— START —

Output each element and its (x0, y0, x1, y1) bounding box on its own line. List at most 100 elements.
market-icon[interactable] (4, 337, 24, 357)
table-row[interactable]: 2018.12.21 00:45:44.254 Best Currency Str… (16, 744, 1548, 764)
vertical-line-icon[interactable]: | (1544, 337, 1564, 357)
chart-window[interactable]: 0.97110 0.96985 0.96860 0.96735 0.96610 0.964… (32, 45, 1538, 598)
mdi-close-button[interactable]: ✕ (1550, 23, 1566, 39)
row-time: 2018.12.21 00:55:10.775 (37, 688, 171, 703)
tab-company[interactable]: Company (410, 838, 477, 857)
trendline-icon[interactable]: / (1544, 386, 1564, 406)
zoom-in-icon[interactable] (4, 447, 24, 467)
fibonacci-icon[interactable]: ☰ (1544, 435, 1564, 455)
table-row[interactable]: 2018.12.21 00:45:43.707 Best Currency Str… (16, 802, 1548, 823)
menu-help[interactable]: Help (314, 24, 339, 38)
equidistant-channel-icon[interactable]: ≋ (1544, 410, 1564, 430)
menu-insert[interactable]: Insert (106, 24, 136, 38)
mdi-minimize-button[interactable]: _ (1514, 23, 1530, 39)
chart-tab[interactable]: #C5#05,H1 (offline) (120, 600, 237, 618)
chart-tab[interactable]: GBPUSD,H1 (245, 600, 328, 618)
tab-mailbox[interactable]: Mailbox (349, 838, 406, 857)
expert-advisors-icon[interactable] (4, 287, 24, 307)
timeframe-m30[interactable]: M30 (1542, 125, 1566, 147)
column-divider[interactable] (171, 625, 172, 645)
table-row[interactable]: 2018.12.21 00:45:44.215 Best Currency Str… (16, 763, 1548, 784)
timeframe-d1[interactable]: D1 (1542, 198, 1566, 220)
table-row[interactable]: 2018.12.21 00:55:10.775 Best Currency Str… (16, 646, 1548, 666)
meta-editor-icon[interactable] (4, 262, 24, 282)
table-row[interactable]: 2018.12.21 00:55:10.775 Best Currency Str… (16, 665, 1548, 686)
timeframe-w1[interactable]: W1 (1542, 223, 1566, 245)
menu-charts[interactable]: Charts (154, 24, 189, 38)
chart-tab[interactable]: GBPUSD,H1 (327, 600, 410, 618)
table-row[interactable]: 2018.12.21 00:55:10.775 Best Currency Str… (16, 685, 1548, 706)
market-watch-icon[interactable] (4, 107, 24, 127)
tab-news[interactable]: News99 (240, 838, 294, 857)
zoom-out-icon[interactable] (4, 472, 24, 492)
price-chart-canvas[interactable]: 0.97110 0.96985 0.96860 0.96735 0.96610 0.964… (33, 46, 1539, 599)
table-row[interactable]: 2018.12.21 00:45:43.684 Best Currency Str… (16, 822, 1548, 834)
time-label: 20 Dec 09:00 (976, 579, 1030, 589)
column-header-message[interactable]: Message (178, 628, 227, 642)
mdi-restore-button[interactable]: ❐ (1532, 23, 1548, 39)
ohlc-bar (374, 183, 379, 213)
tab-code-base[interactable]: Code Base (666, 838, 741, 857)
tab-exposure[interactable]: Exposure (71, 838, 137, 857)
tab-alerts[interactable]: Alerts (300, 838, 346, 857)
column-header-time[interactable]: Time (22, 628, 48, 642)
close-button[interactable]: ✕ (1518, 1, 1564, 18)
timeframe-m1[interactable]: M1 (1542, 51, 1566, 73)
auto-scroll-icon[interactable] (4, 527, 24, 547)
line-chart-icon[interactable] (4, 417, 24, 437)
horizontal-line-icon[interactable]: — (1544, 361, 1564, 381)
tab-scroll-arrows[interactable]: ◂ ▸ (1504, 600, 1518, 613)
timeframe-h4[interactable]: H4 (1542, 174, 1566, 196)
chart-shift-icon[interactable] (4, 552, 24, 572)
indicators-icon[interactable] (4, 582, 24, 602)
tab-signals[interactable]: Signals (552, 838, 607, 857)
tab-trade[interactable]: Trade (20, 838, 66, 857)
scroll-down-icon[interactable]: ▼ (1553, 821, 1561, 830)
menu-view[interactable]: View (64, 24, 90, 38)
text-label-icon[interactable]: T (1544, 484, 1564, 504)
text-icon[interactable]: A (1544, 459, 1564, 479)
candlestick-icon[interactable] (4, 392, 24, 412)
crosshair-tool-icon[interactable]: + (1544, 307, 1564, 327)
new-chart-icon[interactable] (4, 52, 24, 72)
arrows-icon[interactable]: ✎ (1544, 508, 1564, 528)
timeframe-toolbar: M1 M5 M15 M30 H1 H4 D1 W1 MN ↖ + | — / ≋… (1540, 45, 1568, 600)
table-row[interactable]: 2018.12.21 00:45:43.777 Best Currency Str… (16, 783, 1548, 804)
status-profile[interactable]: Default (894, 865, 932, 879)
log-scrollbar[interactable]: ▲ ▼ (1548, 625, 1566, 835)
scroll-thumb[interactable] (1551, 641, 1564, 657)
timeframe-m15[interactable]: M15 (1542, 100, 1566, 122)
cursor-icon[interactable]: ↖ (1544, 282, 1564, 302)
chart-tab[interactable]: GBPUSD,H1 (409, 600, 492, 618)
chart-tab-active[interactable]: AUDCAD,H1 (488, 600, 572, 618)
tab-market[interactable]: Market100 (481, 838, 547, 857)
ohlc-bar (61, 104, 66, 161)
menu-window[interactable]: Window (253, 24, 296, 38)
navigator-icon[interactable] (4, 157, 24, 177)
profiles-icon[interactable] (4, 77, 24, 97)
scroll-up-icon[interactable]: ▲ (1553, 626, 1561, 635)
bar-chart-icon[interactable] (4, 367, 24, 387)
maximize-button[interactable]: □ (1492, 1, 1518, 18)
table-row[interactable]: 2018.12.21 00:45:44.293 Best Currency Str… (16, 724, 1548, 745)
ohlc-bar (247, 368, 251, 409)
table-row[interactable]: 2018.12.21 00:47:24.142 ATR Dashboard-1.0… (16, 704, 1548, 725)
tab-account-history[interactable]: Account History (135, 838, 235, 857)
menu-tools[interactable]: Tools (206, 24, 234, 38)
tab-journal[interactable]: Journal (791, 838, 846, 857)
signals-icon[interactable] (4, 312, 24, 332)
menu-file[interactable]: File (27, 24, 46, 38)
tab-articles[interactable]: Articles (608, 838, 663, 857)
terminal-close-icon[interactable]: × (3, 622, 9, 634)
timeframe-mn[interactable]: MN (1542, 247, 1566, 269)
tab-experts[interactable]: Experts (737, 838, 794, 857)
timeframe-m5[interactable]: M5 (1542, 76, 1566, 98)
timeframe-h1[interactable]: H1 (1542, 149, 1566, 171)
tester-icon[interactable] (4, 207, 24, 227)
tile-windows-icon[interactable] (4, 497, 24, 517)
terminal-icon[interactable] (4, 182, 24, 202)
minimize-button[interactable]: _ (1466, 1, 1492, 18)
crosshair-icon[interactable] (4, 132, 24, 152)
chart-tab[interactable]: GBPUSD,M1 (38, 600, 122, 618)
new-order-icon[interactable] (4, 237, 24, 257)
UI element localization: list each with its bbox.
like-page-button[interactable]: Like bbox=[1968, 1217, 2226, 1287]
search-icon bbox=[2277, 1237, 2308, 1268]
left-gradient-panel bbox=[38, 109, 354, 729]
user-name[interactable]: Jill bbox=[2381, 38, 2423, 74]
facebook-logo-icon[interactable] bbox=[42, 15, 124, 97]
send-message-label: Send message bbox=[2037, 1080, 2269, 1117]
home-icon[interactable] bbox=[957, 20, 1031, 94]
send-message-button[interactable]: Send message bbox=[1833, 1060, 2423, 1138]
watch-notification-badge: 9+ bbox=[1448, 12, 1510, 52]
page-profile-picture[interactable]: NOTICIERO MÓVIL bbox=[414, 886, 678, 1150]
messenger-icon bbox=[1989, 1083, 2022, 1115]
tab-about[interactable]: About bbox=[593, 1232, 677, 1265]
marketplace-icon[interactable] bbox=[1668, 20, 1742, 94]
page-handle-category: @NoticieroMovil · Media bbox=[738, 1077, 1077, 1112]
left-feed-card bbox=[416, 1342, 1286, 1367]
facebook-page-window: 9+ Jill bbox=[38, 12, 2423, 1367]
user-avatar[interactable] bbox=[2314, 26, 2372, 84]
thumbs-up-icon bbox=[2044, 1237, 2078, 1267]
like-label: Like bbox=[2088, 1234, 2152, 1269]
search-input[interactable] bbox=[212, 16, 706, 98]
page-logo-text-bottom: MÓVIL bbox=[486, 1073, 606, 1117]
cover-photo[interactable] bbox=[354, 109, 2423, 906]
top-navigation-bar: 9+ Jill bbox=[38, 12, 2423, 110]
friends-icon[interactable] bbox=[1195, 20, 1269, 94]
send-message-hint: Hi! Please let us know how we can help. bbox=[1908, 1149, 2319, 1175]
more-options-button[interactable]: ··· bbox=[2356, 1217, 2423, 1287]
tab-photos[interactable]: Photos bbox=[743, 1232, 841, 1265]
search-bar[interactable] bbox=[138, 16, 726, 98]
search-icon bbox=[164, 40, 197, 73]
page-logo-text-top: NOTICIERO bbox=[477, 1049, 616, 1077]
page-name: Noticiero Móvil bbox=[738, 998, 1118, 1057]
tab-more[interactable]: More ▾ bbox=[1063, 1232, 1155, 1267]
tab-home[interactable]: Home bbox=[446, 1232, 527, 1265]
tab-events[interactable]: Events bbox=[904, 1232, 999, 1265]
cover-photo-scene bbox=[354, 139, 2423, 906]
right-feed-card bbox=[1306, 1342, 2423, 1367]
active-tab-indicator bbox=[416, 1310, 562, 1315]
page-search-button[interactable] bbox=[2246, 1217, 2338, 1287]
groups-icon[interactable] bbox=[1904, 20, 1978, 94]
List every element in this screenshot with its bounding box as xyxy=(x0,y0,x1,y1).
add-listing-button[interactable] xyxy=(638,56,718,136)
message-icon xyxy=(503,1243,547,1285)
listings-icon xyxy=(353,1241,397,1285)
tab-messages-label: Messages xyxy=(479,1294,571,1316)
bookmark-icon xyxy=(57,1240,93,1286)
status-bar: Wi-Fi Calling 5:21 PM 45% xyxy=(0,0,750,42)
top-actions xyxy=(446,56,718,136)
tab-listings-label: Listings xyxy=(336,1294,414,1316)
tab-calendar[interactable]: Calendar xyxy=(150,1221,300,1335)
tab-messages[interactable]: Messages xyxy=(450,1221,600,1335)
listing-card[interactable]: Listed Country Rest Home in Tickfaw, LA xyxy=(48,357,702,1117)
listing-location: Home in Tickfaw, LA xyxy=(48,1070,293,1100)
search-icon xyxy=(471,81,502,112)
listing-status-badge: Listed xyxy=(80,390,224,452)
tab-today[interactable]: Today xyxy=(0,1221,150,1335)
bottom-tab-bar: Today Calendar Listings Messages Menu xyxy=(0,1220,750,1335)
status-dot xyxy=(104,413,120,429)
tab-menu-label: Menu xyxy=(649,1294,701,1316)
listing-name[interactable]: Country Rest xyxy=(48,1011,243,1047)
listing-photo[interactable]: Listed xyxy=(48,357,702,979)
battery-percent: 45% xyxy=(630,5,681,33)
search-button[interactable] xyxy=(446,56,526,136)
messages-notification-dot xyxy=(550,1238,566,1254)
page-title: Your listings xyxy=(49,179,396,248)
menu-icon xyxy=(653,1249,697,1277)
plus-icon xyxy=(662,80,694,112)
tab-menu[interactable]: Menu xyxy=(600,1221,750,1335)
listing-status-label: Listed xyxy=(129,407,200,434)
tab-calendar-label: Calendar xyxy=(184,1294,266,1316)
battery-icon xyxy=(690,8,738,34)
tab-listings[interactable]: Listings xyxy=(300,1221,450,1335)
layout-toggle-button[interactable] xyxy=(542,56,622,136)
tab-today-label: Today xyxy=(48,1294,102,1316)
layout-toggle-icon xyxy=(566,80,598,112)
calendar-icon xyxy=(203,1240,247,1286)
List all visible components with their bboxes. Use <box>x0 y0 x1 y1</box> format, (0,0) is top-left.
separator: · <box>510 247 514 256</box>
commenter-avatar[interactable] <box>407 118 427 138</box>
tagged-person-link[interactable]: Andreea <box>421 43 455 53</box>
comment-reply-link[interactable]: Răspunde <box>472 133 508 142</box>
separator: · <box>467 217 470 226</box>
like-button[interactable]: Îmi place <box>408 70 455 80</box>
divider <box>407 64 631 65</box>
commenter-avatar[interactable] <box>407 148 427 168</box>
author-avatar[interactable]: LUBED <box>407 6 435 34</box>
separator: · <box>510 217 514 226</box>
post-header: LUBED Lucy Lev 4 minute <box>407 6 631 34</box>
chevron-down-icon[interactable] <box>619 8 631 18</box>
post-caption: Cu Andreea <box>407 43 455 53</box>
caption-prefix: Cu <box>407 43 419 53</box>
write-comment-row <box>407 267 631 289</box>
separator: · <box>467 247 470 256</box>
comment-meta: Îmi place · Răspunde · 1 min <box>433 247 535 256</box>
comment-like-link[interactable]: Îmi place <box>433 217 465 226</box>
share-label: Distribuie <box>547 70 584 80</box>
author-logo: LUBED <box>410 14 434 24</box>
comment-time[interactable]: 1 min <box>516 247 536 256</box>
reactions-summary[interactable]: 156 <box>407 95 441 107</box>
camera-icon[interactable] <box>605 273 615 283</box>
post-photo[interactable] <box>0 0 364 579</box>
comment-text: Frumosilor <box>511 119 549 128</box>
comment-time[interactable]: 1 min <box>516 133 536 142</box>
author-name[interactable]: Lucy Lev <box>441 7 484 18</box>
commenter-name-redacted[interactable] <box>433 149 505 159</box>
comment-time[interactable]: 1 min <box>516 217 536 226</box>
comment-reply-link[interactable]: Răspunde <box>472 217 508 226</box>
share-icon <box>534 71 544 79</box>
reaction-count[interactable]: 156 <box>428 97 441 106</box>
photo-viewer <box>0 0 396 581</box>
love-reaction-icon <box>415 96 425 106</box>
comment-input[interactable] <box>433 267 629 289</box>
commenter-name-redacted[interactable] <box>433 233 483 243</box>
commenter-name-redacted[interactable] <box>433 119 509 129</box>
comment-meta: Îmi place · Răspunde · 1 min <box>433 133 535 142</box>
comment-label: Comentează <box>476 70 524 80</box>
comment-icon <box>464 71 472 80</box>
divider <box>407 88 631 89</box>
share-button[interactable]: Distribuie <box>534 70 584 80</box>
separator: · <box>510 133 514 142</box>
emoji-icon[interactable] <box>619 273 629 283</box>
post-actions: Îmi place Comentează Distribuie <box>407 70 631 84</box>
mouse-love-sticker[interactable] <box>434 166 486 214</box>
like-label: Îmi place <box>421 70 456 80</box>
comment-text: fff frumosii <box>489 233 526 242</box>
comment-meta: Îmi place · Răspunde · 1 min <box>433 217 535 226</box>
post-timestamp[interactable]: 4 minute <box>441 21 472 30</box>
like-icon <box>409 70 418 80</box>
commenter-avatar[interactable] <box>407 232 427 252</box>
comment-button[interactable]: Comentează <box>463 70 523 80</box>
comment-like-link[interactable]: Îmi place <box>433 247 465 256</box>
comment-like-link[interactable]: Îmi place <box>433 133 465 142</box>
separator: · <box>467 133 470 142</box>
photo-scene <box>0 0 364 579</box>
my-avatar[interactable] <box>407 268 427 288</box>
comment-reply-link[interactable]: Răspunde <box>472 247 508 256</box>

— END —

WHAT THE EXERCISE ASKS: Copy every row from the start down to the line containing "table-row[interactable]: 2018.12.21 00:45:43.707", with each "interactable" renamed to "clickable" and nothing else changed.

PROBLEM SOLUTION:
Output each element and its (x0, y0, x1, y1) bounding box on its own line. List at most 100 elements.
market-icon[clickable] (4, 337, 24, 357)
table-row[clickable]: 2018.12.21 00:45:44.254 Best Currency Str… (16, 744, 1548, 764)
vertical-line-icon[clickable]: | (1544, 337, 1564, 357)
chart-window[clickable]: 0.97110 0.96985 0.96860 0.96735 0.96610 0.964… (32, 45, 1538, 598)
mdi-close-button[clickable]: ✕ (1550, 23, 1566, 39)
row-time: 2018.12.21 00:55:10.775 (37, 688, 171, 703)
tab-company[clickable]: Company (410, 838, 477, 857)
trendline-icon[clickable]: / (1544, 386, 1564, 406)
zoom-in-icon[clickable] (4, 447, 24, 467)
fibonacci-icon[clickable]: ☰ (1544, 435, 1564, 455)
table-row[clickable]: 2018.12.21 00:45:43.707 Best Currency Str… (16, 802, 1548, 823)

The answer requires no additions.